[Figure record extracts]
|---|

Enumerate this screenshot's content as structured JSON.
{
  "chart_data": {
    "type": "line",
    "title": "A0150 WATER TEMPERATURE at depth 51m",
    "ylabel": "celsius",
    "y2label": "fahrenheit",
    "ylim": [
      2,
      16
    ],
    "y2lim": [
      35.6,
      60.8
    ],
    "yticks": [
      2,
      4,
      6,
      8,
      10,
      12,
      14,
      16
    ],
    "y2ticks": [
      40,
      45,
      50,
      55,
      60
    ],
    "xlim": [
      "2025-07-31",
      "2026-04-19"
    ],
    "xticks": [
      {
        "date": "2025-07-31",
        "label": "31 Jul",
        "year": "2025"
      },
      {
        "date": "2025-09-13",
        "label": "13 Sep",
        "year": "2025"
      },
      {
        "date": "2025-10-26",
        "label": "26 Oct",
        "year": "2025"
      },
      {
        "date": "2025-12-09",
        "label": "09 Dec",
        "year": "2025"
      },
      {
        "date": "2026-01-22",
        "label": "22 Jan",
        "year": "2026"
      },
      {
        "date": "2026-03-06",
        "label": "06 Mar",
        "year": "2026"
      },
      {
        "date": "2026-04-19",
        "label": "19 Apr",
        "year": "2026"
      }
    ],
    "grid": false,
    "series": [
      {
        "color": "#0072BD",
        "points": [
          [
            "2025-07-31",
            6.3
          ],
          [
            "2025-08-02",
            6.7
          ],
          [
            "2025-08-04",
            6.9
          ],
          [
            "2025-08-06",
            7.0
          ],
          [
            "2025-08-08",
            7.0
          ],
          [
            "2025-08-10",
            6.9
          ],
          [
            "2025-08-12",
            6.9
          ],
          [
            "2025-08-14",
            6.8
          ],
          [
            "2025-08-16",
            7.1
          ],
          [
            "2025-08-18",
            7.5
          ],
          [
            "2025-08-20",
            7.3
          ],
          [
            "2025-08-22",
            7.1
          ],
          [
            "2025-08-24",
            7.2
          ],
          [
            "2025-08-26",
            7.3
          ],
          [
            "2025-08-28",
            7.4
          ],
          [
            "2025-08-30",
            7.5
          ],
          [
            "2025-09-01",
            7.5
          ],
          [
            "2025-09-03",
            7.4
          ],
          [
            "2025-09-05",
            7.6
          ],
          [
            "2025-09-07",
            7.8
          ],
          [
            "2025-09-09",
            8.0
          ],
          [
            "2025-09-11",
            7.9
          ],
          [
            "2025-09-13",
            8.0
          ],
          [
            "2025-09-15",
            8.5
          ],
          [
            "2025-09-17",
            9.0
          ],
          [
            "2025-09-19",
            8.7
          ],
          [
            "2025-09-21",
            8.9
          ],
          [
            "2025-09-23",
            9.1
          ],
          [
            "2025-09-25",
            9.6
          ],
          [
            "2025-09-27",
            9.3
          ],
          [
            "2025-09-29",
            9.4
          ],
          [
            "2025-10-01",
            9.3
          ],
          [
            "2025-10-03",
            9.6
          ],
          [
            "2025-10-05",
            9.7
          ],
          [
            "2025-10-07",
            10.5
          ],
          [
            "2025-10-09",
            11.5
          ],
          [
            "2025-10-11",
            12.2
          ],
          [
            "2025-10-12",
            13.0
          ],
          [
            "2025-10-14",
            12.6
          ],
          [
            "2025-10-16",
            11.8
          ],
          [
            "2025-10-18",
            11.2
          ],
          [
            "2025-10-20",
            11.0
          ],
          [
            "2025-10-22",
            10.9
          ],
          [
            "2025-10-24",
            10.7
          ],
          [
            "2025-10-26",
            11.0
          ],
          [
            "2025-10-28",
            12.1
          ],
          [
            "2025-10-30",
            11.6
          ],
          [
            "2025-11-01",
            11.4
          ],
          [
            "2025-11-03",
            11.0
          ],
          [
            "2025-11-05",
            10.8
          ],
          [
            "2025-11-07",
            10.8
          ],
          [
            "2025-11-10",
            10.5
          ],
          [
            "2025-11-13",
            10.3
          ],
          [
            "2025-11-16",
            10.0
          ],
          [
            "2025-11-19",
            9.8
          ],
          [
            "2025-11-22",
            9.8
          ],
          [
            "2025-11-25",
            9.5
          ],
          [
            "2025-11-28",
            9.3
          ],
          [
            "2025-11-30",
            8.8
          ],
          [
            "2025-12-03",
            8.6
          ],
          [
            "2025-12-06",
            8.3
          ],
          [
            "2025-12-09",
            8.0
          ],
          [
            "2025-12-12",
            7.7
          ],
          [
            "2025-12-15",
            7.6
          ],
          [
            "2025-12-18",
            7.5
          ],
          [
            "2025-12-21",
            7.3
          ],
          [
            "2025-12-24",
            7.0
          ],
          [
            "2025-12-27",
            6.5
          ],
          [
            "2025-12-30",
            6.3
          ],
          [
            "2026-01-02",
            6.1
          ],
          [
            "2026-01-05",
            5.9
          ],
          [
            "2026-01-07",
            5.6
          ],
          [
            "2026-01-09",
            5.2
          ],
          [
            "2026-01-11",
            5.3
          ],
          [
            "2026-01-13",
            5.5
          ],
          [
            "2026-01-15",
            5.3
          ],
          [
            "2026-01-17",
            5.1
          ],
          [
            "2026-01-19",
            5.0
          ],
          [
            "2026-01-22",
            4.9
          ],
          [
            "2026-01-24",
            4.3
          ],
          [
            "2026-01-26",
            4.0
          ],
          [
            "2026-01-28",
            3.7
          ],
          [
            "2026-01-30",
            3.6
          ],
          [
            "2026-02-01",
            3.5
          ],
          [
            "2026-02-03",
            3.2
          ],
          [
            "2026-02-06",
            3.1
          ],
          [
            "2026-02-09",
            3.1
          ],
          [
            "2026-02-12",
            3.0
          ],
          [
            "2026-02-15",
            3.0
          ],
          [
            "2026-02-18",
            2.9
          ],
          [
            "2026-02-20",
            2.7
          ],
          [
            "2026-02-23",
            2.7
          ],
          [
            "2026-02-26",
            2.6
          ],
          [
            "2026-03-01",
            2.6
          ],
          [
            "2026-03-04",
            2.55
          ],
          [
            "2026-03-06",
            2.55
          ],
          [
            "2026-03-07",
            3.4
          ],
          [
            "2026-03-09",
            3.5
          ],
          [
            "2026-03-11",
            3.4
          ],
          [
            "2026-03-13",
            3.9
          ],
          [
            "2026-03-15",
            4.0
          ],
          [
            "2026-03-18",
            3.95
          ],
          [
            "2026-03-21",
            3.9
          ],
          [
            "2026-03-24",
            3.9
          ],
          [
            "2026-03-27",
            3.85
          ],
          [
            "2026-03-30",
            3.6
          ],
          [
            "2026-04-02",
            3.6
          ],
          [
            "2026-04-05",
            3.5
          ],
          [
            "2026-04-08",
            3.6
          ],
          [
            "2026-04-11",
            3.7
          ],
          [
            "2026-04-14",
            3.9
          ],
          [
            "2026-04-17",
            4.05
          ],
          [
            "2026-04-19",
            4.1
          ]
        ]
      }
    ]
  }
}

|---|

### BRIEF:
Produce a verbatim transcription of the entries above.

### EXPECTED ANSWER:
Enumerate this screenshot's content as structured JSON.
{
  "chart_data": {
    "type": "line",
    "title": "A0150 WATER TEMPERATURE at depth 51m",
    "ylabel": "celsius",
    "y2label": "fahrenheit",
    "ylim": [
      2,
      16
    ],
    "y2lim": [
      35.6,
      60.8
    ],
    "yticks": [
      2,
      4,
      6,
      8,
      10,
      12,
      14,
      16
    ],
    "y2ticks": [
      40,
      45,
      50,
      55,
      60
    ],
    "xlim": [
      "2025-07-31",
      "2026-04-19"
    ],
    "xticks": [
      {
        "date": "2025-07-31",
        "label": "31 Jul",
        "year": "2025"
      },
      {
        "date": "2025-09-13",
        "label": "13 Sep",
        "year": "2025"
      },
      {
        "date": "2025-10-26",
        "label": "26 Oct",
        "year": "2025"
      },
      {
        "date": "2025-12-09",
        "label": "09 Dec",
        "year": "2025"
      },
      {
        "date": "2026-01-22",
        "label": "22 Jan",
        "year": "2026"
      },
      {
        "date": "2026-03-06",
        "label": "06 Mar",
        "year": "2026"
      },
      {
        "date": "2026-04-19",
        "label": "19 Apr",
        "year": "2026"
      }
    ],
    "grid": false,
    "series": [
      {
        "color": "#0072BD",
        "points": [
          [
            "2025-07-31",
            6.3
          ],
          [
            "2025-08-02",
            6.7
          ],
          [
            "2025-08-04",
            6.9
          ],
          [
            "2025-08-06",
            7.0
          ],
          [
            "2025-08-08",
            7.0
          ],
          [
            "2025-08-10",
            6.9
          ],
          [
            "2025-08-12",
            6.9
          ],
          [
            "2025-08-14",
            6.8
          ],
          [
            "2025-08-16",
            7.1
          ],
          [
            "2025-08-18",
            7.5
          ],
          [
            "2025-08-20",
            7.3
          ],
          [
            "2025-08-22",
            7.1
          ],
          [
            "2025-08-24",
            7.2
          ],
          [
            "2025-08-26",
            7.3
          ],
          [
            "2025-08-28",
            7.4
          ],
          [
            "2025-08-30",
            7.5
          ],
          [
            "2025-09-01",
            7.5
          ],
          [
            "2025-09-03",
            7.4
          ],
          [
            "2025-09-05",
            7.6
          ],
          [
            "2025-09-07",
            7.8
          ],
          [
            "2025-09-09",
            8.0
          ],
          [
            "2025-09-11",
            7.9
          ],
          [
            "2025-09-13",
            8.0
          ],
          [
            "2025-09-15",
            8.5
          ],
          [
            "2025-09-17",
            9.0
          ],
          [
            "2025-09-19",
            8.7
          ],
          [
            "2025-09-21",
            8.9
          ],
          [
            "2025-09-23",
            9.1
          ],
          [
            "2025-09-25",
            9.6
          ],
          [
            "2025-09-27",
            9.3
          ],
          [
            "2025-09-29",
            9.4
          ],
          [
            "2025-10-01",
            9.3
          ],
          [
            "2025-10-03",
            9.6
          ],
          [
            "2025-10-05",
            9.7
          ],
          [
            "2025-10-07",
            10.5
          ],
          [
            "2025-10-09",
            11.5
          ],
          [
            "2025-10-11",
            12.2
          ],
          [
            "2025-10-12",
            13.0
          ],
          [
            "2025-10-14",
            12.6
          ],
          [
            "2025-10-16",
            11.8
          ],
          [
            "2025-10-18",
            11.2
          ],
          [
            "2025-10-20",
            11.0
          ],
          [
            "2025-10-22",
            10.9
          ],
          [
            "2025-10-24",
            10.7
          ],
          [
            "2025-10-26",
            11.0
          ],
          [
            "2025-10-28",
            12.1
          ],
          [
            "2025-10-30",
            11.6
          ],
          [
            "2025-11-01",
            11.4
          ],
          [
            "2025-11-03",
            11.0
          ],
          [
            "2025-11-05",
            10.8
          ],
          [
            "2025-11-07",
            10.8
          ],
          [
            "2025-11-10",
            10.5
          ],
          [
            "2025-11-13",
            10.3
          ],
          [
            "2025-11-16",
            10.0
          ],
          [
            "2025-11-19",
            9.8
          ],
          [
            "2025-11-22",
            9.8
          ],
          [
            "2025-11-25",
            9.5
          ],
          [
            "2025-11-28",
            9.3
          ],
          [
            "2025-11-30",
            8.8
          ],
          [
            "2025-12-03",
            8.6
          ],
          [
            "2025-12-06",
            8.3
          ],
          [
            "2025-12-09",
            8.0
          ],
          [
            "2025-12-12",
            7.7
          ],
          [
            "2025-12-15",
            7.6
          ],
          [
            "2025-12-18",
            7.5
          ],
          [
            "2025-12-21",
            7.3
          ],
          [
            "2025-12-24",
            7.0
          ],
          [
            "2025-12-27",
            6.5
          ],
          [
            "2025-12-30",
            6.3
          ],
          [
            "2026-01-02",
            6.1
          ],
          [
            "2026-01-05",
            5.9
          ],
          [
            "2026-01-07",
            5.6
          ],
          [
            "2026-01-09",
            5.2
          ],
          [
            "2026-01-11",
            5.3
          ],
          [
            "2026-01-13",
            5.5
          ],
          [
            "2026-01-15",
            5.3
          ],
          [
            "2026-01-17",
            5.1
          ],
          [
            "2026-01-19",
            5.0
          ],
          [
            "2026-01-22",
            4.9
          ],
          [
            "2026-01-24",
            4.3
          ],
          [
            "2026-01-26",
            4.0
          ],
          [
            "2026-01-28",
            3.7
          ],
          [
            "2026-01-30",
            3.6
          ],
          [
            "2026-02-01",
            3.5
          ],
          [
            "2026-02-03",
            3.2
          ],
          [
            "2026-02-06",
            3.1
          ],
          [
            "2026-02-09",
            3.1
          ],
          [
            "2026-02-12",
            3.0
          ],
          [
            "2026-02-15",
            3.0
          ],
          [
            "2026-02-18",
            2.9
          ],
          [
            "2026-02-20",
            2.7
          ],
          [
            "2026-02-23",
            2.7
          ],
          [
            "2026-02-26",
            2.6
          ],
          [
            "2026-03-01",
            2.6
          ],
          [
            "2026-03-04",
            2.55
          ],
          [
            "2026-03-06",
            2.55
          ],
          [
            "2026-03-07",
            3.4
          ],
          [
            "2026-03-09",
            3.5
          ],
          [
            "2026-03-11",
            3.4
          ],
          [
            "2026-03-13",
            3.9
          ],
          [
            "2026-03-15",
            4.0
          ],
          [
            "2026-03-18",
            3.95
          ],
          [
            "2026-03-21",
            3.9
          ],
          [
            "2026-03-24",
            3.9
          ],
          [
            "2026-03-27",
            3.85
          ],
          [
            "2026-03-30",
            3.6
          ],
          [
            "2026-04-02",
            3.6
          ],
          [
            "2026-04-05",
            3.5
          ],
          [
            "2026-04-08",
            3.6
          ],
          [
            "2026-04-11",
            3.7
          ],
          [
            "2026-04-14",
            3.9
          ],
          [
            "2026-04-17",
            4.05
          ],
          [
            "2026-04-19",
            4.1
          ]
        ]
      }
    ]
  }
}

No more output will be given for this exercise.